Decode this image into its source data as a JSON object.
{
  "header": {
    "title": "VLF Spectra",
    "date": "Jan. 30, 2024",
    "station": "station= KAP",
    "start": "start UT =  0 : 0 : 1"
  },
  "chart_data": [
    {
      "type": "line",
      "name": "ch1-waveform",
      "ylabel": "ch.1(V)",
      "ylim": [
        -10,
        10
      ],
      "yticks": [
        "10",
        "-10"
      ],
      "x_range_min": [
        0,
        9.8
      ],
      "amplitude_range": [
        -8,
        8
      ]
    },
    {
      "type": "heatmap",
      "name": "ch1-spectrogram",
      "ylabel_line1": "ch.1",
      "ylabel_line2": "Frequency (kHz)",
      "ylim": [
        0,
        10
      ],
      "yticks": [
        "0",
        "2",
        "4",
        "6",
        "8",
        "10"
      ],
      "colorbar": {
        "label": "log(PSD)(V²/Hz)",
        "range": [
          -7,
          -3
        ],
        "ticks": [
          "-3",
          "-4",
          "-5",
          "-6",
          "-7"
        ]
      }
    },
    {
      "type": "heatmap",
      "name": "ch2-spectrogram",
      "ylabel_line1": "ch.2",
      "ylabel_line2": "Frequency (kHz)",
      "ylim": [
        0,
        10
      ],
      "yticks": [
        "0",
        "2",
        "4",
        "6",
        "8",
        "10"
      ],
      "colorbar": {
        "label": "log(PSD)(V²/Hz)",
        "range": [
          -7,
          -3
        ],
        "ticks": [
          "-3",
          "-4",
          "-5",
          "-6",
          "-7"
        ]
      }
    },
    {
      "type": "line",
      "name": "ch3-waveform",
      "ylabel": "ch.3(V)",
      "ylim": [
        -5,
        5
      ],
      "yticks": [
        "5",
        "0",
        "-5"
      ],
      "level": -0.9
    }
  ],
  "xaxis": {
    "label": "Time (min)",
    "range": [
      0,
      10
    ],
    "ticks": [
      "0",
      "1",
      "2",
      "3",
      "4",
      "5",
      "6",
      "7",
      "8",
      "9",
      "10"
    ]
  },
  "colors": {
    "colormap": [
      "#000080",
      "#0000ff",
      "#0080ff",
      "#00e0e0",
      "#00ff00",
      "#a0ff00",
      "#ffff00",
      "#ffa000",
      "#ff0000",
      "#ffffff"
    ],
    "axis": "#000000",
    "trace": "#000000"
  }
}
---
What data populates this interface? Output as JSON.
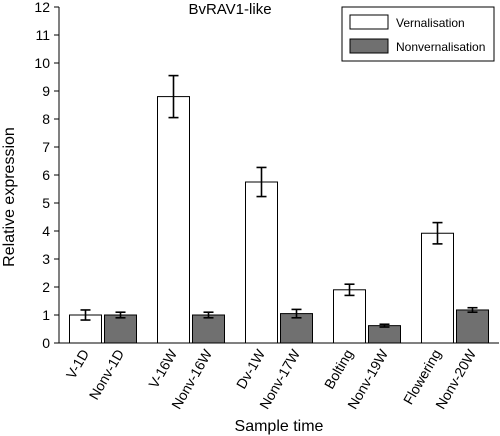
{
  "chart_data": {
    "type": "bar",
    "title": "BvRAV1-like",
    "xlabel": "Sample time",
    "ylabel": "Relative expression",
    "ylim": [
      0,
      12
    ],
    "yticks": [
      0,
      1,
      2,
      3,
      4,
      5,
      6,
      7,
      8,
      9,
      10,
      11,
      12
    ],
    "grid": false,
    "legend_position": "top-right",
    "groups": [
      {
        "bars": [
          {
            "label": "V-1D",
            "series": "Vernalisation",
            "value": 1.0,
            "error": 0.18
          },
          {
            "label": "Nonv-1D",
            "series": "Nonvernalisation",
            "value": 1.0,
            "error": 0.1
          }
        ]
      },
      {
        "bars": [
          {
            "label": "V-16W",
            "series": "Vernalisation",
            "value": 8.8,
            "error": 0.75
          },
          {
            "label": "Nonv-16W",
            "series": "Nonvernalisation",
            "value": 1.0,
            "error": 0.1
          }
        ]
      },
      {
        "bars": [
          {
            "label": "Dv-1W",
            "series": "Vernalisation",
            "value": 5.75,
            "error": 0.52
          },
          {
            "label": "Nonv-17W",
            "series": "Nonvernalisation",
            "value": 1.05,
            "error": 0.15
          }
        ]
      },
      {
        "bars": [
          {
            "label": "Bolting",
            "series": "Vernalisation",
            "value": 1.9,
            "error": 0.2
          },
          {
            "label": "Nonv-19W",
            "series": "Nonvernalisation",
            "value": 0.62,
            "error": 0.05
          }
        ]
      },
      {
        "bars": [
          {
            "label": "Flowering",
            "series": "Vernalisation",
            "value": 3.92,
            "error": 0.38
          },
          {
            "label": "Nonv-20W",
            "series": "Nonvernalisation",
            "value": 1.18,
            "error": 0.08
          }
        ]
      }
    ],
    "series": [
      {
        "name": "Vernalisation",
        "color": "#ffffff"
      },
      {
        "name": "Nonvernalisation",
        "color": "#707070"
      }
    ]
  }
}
--
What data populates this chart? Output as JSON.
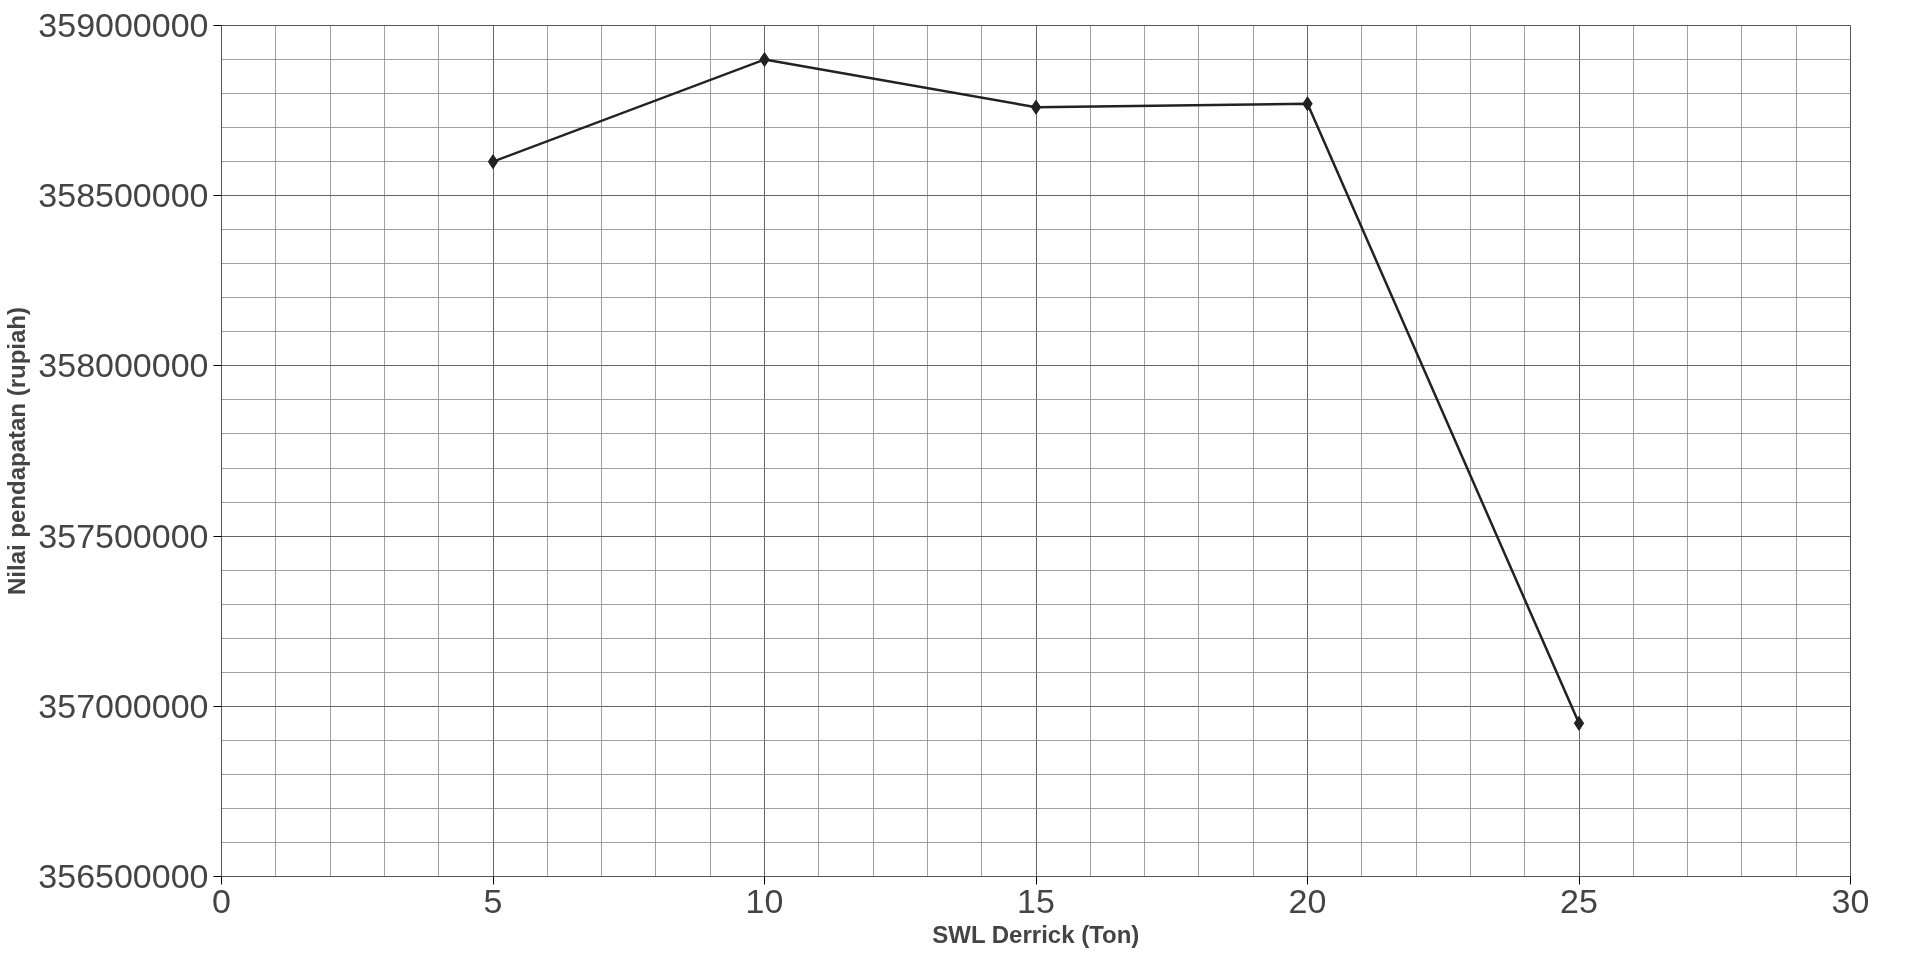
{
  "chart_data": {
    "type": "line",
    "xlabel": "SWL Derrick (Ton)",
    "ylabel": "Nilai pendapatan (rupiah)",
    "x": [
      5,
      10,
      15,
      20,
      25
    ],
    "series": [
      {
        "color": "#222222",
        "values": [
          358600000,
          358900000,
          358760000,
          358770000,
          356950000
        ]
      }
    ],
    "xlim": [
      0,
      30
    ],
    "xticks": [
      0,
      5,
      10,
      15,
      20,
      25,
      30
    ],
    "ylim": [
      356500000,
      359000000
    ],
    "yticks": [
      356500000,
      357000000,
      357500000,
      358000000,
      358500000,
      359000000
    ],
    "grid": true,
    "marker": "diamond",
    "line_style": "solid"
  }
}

▶ **WHAT YOU SHOULD DO**
Search the material above for "populates". Pull out each line where it shows up.

▶ **TASK ANSWER**
What data populates this interface? Output as JSON.
What data populates this chart? Output as JSON.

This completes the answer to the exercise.